*Short exercise*
Answer with one number only: the number of lines that contain "based".

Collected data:

## start

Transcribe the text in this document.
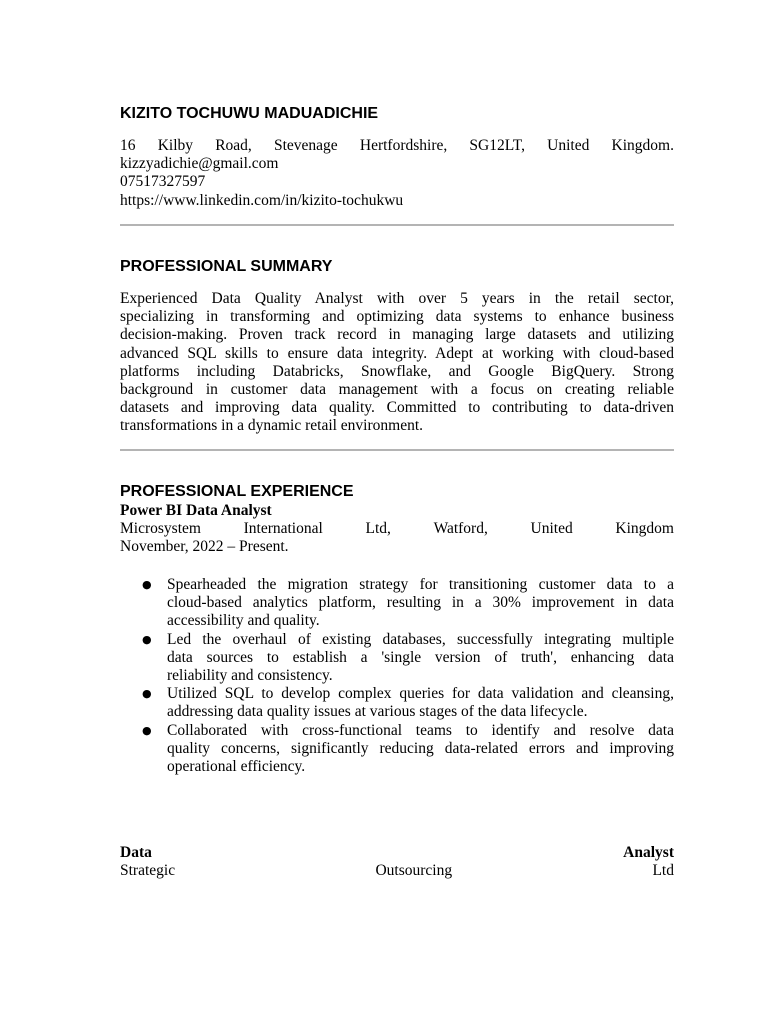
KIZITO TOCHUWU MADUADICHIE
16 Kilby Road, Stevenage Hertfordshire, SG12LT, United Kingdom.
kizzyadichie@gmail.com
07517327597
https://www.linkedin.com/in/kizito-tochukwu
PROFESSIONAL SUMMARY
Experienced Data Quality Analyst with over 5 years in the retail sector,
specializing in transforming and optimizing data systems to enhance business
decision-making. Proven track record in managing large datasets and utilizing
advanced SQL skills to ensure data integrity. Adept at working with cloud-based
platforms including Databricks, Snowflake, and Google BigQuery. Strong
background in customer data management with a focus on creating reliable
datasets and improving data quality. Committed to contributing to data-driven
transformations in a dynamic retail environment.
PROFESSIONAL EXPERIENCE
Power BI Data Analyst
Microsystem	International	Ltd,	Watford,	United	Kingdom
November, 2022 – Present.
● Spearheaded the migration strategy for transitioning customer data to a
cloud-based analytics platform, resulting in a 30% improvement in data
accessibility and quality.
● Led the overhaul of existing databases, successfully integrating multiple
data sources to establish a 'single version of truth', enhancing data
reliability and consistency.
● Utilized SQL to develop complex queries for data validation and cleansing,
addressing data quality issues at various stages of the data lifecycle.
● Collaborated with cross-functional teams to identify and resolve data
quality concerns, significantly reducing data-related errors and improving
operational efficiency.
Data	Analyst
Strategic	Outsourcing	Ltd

## end

*Exercise output*
2